[Study questions]
a – Quote the GeneVAnD guide word for word, beginning at the words "Fig. 3 – GeneVAnD" and stopping after "generate the visualizations.".
b – Extend the GeneVAnD guide past its final sentence, carrying on the instructions for using the program in the same manner.
Start of Passage provided
This will allocate 512MB of memory for GeneVAnD to use.

 

When GeneVAnd is first launched, all of the views will be blank.

 

Fig. 3 – GeneVAnD when first launched

 

 

Loading Data

 

To load data use the menu in the “GeneVAnD” window File/Load Data…  This will open a dialog box where you choose which data file you would like to load into GeneVAnD (such as the sample EisenPaperData.pcl available here).  Once the file is selected, GeneVAnD will load the contents of the data file, perform the PCA calculations, generate additional statistics, and finally generate the visualizations.

 

Fig. 4 – GeneVAnD with a data file loaded

 

Next, you will want to load the clustering that you wish to analyze.  This is done in the menu by choosing File/Load Clusters… which will open a dialog box asking for which clustering file you would like GeneVAnD to use (such as the sample EisenPaperClusters.txt available here).  Now the data will be displayed and color-coded by cluster.  The vertical color bars in the Expression Levels window correspond to the colors of the genes in the PCA display window.  These colors can be changed by clicking on the Color button associated with each cluster in the “GeneVAnD” window.
End of Passage provided
Start of Information provided
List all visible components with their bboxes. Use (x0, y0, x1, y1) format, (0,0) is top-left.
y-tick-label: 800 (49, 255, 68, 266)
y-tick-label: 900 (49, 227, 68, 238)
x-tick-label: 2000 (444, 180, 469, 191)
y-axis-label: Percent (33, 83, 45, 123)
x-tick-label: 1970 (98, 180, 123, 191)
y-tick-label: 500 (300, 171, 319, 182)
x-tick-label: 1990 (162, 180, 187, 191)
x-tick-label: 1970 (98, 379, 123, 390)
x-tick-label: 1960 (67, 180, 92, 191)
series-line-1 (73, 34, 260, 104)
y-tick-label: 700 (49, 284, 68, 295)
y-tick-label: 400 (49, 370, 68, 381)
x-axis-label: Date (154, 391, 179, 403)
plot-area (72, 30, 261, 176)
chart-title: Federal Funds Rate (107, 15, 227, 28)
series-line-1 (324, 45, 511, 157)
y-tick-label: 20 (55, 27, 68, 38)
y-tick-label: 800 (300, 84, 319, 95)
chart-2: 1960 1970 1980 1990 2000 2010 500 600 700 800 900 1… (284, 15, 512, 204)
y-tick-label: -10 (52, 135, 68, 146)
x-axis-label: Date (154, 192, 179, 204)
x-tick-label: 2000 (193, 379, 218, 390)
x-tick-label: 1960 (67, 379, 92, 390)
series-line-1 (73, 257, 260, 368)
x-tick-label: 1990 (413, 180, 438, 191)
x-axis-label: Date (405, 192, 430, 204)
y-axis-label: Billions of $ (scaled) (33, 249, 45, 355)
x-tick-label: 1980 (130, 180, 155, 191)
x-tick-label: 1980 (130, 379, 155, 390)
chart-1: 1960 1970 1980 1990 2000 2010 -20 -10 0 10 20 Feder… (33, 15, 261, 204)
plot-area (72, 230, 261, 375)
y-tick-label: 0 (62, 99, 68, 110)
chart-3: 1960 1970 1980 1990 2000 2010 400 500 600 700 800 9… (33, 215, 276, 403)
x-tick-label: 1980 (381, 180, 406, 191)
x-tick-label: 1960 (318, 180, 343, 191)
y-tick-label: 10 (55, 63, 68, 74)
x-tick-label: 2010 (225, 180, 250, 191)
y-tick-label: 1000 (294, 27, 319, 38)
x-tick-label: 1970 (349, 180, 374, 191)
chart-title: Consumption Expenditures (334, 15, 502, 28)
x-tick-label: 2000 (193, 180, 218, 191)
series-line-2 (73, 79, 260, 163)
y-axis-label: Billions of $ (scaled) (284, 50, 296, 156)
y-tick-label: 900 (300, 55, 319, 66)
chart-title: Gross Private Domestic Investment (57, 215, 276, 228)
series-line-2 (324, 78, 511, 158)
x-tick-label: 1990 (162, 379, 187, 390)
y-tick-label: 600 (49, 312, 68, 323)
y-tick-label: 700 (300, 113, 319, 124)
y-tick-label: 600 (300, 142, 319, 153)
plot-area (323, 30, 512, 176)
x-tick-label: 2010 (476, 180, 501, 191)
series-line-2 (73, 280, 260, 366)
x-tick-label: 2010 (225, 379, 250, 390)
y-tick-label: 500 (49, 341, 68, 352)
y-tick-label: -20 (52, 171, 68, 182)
End of Information provided
[Exercise results]
a –
Fig. 3 – GeneVAnD when first launched

 

 

Loading Data

 

To load data use the menu in the “GeneVAnD” window File/Load Data…  This will open a dialog box where you choose which data file you would like to load into GeneVAnD (such as the sample EisenPaperData.pcl available here).  Once the file is selected, GeneVAnD will load the contents of the data file, perform the PCA calculations, generate additional statistics, and finally generate the visualizations.

b –
Fig. 5 – GeneVAnD with data and clusters loaded

 

 

Visualizing the Data

 

Expression Level Visualization

 

The “VAnD – Expression Levels” window contains two views of the same data, a context view on the left and a focus view on the right.  the region visible in the focus view is boxed in purple in the context view.  Right-clicking in the context pane will cause the focus pane to be centered on the area right-clicked on, which moves the purple box to that location.  The window also contains options for setting cutoff values and choosing which of the three coloration options you wish to use (Classic, Difference, or Rank Based).

 

Fig. 6 – The Expression Levels window

 

Left-clicking on a gene’s expression profile in either pane will select that gene across all views.  A blue box is displayed around the selected genes in the Expression Level display, and a wire-frame blue sphere will surround the gene in the PCA Display.

 

Fig. 7 – Example of a selected gene highlighted in all views

 

The Expression Levels window can also display hierarchies as dendrograms in the context and focus panes.  In the focus pane the dendrograms of each cluster are shown (each cluster is independently hierarchically clustered), and in the context pane a dengrogram of the cluster averages is displayed (the averages are also hierarchically clustered independently).  To calculate and display these dendrograms use the menu to check Display Options / Show Hierarchy.  You can also choose which metric to use during the hierarchical clustering calculation.  The first time a hierarchy is displayed using each metric it must be calculated, which will cause a wait dialog to appear that shows the progress of the calculation.

 

Fig. 8 – Hierarchies shown in the Expression Levels window

 

Double-clicking on a cluster average bar causes the cluster to collapse down to just it’s average.  This also causes the cluster to no longer appear in the PCA Display.  A cluster can also be collapsed by clicking on the Hide button in the Clusters tab.  Double-clicking a collapsed cluster or clicking on the Show button will cause the genes in the cluster to re-appear.  It can be useful to collapse clusters in order to better view the dendrogram of the cluster averages.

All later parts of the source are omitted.